=== Exercise materials ===
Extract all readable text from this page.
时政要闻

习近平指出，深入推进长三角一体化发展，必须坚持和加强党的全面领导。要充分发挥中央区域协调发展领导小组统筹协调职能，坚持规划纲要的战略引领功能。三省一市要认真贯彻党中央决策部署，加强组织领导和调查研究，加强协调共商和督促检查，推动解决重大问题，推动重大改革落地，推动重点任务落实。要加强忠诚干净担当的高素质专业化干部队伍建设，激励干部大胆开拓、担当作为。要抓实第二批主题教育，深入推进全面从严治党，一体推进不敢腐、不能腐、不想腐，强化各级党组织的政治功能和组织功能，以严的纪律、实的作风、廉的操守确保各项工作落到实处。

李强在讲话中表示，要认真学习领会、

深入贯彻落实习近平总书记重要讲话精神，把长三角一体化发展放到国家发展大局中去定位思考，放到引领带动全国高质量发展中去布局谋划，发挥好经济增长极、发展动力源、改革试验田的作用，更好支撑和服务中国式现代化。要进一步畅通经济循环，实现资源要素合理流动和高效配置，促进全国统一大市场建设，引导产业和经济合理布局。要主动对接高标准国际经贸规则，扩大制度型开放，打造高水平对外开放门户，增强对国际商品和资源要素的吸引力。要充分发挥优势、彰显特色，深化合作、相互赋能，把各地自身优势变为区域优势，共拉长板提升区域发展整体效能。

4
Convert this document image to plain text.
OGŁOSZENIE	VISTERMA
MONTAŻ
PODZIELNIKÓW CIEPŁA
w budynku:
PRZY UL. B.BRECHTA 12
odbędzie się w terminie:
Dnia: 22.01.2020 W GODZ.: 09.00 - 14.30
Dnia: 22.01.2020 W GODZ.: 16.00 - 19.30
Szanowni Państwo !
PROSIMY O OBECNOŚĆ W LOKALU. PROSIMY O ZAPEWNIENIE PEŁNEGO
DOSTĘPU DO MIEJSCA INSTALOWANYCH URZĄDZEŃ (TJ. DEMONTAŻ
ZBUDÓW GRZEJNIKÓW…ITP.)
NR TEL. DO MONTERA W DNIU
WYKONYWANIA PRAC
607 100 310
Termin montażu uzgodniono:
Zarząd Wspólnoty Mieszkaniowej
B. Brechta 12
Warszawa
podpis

=== Exercise brief ===
Write out the complete set of records exactly as given.

=== Task response ===
Extract all readable text from this page.
时政要闻

习近平指出，深入推进长三角一体化发展，必须坚持和加强党的全面领导。要充分发挥中央区域协调发展领导小组统筹协调职能，坚持规划纲要的战略引领功能。三省一市要认真贯彻党中央决策部署，加强组织领导和调查研究，加强协调共商和督促检查，推动解决重大问题，推动重大改革落地，推动重点任务落实。要加强忠诚干净担当的高素质专业化干部队伍建设，激励干部大胆开拓、担当作为。要抓实第二批主题教育，深入推进全面从严治党，一体推进不敢腐、不能腐、不想腐，强化各级党组织的政治功能和组织功能，以严的纪律、实的作风、廉的操守确保各项工作落到实处。

李强在讲话中表示，要认真学习领会、

深入贯彻落实习近平总书记重要讲话精神，把长三角一体化发展放到国家发展大局中去定位思考，放到引领带动全国高质量发展中去布局谋划，发挥好经济增长极、发展动力源、改革试验田的作用，更好支撑和服务中国式现代化。要进一步畅通经济循环，实现资源要素合理流动和高效配置，促进全国统一大市场建设，引导产业和经济合理布局。要主动对接高标准国际经贸规则，扩大制度型开放，打造高水平对外开放门户，增强对国际商品和资源要素的吸引力。要充分发挥优势、彰显特色，深化合作、相互赋能，把各地自身优势变为区域优势，共拉长板提升区域发展整体效能。

4
Convert this document image to plain text.
OGŁOSZENIE	VISTERMA
MONTAŻ
PODZIELNIKÓW CIEPŁA
w budynku:
PRZY UL. B.BRECHTA 12
odbędzie się w terminie:
Dnia: 22.01.2020 W GODZ.: 09.00 - 14.30
Dnia: 22.01.2020 W GODZ.: 16.00 - 19.30
Szanowni Państwo !
PROSIMY O OBECNOŚĆ W LOKALU. PROSIMY O ZAPEWNIENIE PEŁNEGO
DOSTĘPU DO MIEJSCA INSTALOWANYCH URZĄDZEŃ (TJ. DEMONTAŻ
ZBUDÓW GRZEJNIKÓW…ITP.)
NR TEL. DO MONTERA W DNIU
WYKONYWANIA PRAC
607 100 310
Termin montażu uzgodniono:
Zarząd Wspólnoty Mieszkaniowej
B. Brechta 12
Warszawa
podpis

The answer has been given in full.